# BRIEF A:
According to the annual report excerpt, approximately how many holders of record of the Company's Common Stock were there at December 31, 1995?

# SOURCE TEXT:
++++
The private placement closed in February 1993 with gross proceeds of $873,531.10
resulting from the offering.

HOLDERS
- -------

     At December 31, 1995, there were approximately 292 holders of record of the
Company's Common Stock, 176 holders of record of the Company's Preferred Stock
and 84 holders of the Company's Series A Preferred Stock.  No trading market
currently exists for the Series A Preferred Stock but the Company intends to
register the Series A Preferred Stock under the Securities Exchange Act of 1934,
as amended (the "1934 Act") and to develop a market therefor.  The Company does
not anticipate paying dividends on any of its securities for the foreseeable
future, and intends to utilize any operating revenues in the operation of its
business.

DIVIDENDS
- ---------

     The Company has made one dividend payment aggregating $37,503 on July 12,
1988, on outstanding shares of Preferred Stock, or $0.0625 per share for 600,046
shares of Preferred Stock.  The Company intends to pay dividends on its
securities as soon as practicable after cash flow covers operating expenses.

      ITEM 6.  MANAGEMENT'S DISCUSSION AND ANALYSIS ON PLAN OF OPERATION
               ---------------------------------------------------------

     The discussion below should be read in conjunction with the financial
statements of the Company included in this Annual Report on Form 10-KSB for the
fiscal year ended December 31, 1995.
++++
# Stored data entries:
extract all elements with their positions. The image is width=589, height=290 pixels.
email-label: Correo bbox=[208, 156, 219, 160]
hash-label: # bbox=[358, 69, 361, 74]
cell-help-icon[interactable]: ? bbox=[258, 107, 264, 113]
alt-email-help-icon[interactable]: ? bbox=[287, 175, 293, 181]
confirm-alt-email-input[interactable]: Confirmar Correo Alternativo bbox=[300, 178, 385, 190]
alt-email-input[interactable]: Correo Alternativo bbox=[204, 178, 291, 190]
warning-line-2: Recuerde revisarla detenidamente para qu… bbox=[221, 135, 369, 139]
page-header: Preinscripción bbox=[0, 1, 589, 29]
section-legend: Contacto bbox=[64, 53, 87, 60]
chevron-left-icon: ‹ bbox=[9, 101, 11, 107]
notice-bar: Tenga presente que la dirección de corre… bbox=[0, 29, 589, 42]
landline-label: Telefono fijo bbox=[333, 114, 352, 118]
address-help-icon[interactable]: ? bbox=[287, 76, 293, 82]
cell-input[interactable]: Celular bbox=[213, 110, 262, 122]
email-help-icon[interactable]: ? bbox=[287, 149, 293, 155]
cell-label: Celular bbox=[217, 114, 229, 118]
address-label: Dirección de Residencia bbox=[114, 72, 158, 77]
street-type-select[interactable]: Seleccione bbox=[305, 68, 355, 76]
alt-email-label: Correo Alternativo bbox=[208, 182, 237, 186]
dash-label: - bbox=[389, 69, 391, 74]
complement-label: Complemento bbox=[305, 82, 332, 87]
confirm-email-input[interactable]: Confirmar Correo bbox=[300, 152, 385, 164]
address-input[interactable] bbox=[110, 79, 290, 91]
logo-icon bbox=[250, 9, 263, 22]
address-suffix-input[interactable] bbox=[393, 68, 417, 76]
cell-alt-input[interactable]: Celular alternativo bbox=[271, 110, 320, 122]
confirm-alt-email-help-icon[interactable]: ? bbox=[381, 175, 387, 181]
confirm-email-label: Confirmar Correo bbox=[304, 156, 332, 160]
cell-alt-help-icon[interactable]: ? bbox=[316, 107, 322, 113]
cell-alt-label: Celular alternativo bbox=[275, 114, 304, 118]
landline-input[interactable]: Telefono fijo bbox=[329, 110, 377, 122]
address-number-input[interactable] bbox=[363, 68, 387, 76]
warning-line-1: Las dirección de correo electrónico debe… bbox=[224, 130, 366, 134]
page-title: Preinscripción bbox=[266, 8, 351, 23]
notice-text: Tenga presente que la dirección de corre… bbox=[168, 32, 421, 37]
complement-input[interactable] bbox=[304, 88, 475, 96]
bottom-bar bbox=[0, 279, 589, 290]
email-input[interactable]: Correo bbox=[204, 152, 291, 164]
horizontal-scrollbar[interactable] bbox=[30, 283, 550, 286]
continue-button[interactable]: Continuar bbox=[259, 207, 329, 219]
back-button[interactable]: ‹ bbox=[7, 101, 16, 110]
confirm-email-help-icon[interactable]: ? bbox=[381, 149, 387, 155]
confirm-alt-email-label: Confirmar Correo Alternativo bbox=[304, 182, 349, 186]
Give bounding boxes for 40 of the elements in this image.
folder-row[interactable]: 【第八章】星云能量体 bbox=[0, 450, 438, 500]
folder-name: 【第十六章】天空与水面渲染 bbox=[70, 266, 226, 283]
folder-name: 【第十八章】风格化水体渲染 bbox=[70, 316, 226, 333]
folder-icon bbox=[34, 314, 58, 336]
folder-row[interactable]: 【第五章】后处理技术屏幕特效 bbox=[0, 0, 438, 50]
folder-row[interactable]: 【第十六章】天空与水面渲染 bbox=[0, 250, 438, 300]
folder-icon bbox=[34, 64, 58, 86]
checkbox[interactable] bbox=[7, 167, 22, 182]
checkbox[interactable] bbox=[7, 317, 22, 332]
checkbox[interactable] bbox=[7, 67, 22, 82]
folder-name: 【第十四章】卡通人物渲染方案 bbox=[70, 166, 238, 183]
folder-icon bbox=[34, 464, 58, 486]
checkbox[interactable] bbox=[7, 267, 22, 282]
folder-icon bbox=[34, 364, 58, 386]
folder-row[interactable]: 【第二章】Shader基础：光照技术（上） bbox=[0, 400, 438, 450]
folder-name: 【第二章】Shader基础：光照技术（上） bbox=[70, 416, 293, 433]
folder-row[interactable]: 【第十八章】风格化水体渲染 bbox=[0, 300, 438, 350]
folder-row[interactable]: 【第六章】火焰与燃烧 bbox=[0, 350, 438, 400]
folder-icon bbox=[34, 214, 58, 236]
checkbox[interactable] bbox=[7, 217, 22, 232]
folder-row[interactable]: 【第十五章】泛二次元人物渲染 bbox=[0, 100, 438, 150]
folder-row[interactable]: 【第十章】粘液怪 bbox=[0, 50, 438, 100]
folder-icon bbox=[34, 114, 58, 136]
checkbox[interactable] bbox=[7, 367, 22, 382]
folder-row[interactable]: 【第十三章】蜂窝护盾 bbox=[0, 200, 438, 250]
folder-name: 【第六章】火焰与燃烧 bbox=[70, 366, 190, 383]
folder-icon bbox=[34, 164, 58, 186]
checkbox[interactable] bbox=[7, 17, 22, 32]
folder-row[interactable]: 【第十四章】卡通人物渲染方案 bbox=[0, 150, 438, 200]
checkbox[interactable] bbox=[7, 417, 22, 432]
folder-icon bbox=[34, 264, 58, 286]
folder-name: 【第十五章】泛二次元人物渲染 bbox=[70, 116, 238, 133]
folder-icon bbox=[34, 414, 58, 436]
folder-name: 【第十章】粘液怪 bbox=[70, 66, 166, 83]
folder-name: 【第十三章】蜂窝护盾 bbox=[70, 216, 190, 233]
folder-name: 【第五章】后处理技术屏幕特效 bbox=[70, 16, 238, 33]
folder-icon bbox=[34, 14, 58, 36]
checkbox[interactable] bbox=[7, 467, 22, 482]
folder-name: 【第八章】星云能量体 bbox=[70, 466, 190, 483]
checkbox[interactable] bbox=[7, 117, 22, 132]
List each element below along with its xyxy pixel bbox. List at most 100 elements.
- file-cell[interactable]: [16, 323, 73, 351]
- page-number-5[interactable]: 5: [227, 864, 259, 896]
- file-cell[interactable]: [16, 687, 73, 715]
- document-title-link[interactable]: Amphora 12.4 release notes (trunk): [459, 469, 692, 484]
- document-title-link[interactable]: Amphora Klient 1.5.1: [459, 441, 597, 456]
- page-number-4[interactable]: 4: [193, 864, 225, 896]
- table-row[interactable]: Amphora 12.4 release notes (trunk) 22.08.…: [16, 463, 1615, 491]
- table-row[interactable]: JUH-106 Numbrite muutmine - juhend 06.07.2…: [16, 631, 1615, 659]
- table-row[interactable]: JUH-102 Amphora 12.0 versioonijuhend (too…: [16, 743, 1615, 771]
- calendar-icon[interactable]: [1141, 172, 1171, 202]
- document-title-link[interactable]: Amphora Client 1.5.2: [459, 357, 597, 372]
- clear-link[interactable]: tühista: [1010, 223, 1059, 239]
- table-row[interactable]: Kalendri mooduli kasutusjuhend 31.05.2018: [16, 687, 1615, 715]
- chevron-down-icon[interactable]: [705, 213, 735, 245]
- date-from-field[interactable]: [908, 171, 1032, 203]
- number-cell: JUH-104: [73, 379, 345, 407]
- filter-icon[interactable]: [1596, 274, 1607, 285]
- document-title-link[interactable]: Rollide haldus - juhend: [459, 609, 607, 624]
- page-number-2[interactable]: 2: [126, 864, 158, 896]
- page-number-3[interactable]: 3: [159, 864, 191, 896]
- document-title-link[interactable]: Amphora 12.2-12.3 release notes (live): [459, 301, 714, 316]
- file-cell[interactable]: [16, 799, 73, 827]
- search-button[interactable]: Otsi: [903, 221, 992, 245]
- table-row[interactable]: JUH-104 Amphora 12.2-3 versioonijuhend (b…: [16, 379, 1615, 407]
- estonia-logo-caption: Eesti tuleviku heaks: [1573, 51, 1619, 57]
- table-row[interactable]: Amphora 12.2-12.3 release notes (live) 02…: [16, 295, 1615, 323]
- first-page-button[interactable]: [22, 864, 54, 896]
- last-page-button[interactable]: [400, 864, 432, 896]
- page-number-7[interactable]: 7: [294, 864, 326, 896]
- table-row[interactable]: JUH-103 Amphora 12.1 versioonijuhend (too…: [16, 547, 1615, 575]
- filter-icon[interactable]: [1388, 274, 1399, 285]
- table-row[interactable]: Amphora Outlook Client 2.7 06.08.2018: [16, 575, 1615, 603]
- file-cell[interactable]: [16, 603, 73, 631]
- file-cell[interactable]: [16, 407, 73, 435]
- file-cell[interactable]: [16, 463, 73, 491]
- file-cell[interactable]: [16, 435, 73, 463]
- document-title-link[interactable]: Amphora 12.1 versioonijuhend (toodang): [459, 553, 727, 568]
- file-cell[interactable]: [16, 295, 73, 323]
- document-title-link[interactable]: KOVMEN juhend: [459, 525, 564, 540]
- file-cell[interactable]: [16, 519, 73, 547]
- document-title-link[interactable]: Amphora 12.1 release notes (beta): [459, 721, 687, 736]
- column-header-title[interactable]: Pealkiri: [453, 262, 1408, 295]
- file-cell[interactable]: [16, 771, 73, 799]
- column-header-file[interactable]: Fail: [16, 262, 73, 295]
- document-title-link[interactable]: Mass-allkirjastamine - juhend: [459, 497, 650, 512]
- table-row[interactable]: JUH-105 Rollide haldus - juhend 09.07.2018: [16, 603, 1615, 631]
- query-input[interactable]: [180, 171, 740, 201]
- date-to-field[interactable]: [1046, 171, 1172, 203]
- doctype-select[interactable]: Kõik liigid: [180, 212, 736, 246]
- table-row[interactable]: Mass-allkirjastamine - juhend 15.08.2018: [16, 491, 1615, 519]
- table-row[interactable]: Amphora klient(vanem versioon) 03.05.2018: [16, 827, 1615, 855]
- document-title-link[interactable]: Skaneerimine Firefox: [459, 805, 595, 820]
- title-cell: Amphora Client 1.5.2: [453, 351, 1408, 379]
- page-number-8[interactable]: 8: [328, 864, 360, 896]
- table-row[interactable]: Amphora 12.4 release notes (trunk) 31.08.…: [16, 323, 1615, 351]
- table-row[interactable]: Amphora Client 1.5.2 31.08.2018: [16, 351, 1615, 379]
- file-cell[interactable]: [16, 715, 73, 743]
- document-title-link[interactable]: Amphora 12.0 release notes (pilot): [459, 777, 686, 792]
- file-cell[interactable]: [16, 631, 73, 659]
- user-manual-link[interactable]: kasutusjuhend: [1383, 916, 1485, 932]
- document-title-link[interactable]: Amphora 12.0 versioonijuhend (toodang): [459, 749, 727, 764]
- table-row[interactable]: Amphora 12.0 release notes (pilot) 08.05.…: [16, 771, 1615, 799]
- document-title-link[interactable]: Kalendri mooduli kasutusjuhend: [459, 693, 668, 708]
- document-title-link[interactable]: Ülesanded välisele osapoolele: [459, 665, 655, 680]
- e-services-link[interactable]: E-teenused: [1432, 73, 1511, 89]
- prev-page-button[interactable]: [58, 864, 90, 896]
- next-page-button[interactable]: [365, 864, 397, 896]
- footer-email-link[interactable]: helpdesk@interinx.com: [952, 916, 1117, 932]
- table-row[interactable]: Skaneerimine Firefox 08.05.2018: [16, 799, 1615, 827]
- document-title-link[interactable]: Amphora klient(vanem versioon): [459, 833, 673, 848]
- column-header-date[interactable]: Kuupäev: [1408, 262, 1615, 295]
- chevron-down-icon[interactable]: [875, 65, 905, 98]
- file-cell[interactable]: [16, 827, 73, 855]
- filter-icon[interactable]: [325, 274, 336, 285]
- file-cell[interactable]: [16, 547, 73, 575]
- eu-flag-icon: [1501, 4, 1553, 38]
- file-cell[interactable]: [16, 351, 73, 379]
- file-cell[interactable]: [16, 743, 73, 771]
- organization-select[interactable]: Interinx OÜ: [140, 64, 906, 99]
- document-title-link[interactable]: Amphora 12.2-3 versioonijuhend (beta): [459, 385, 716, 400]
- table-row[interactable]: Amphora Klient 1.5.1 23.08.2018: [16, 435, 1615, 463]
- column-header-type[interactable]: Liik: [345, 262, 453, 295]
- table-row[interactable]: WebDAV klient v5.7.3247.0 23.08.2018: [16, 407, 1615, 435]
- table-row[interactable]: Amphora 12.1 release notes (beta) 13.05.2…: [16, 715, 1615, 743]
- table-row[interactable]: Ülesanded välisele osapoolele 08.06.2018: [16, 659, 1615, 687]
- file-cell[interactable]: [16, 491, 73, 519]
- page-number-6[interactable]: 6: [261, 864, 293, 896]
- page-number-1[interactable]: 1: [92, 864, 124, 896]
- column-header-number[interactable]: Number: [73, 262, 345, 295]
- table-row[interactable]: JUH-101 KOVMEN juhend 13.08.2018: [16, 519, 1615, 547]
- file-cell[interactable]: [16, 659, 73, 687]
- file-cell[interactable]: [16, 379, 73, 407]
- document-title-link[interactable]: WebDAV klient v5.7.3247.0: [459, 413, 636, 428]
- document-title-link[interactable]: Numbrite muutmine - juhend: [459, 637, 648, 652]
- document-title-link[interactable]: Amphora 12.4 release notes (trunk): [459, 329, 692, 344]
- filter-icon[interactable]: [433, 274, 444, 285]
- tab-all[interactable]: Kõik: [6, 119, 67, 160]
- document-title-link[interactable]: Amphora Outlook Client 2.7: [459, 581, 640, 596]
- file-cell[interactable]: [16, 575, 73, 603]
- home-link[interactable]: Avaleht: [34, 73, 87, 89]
++++
# BRIEF B:
Pick out every line of the entries above that contains the string "logo", matching case exactly.

# WORKED ANSWER A:
Approximately 292.

# WORKED ANSWER B:
logo-icon bbox=[250, 9, 263, 22]
- estonia-logo-caption: Eesti tuleviku heaks: [1573, 51, 1619, 57]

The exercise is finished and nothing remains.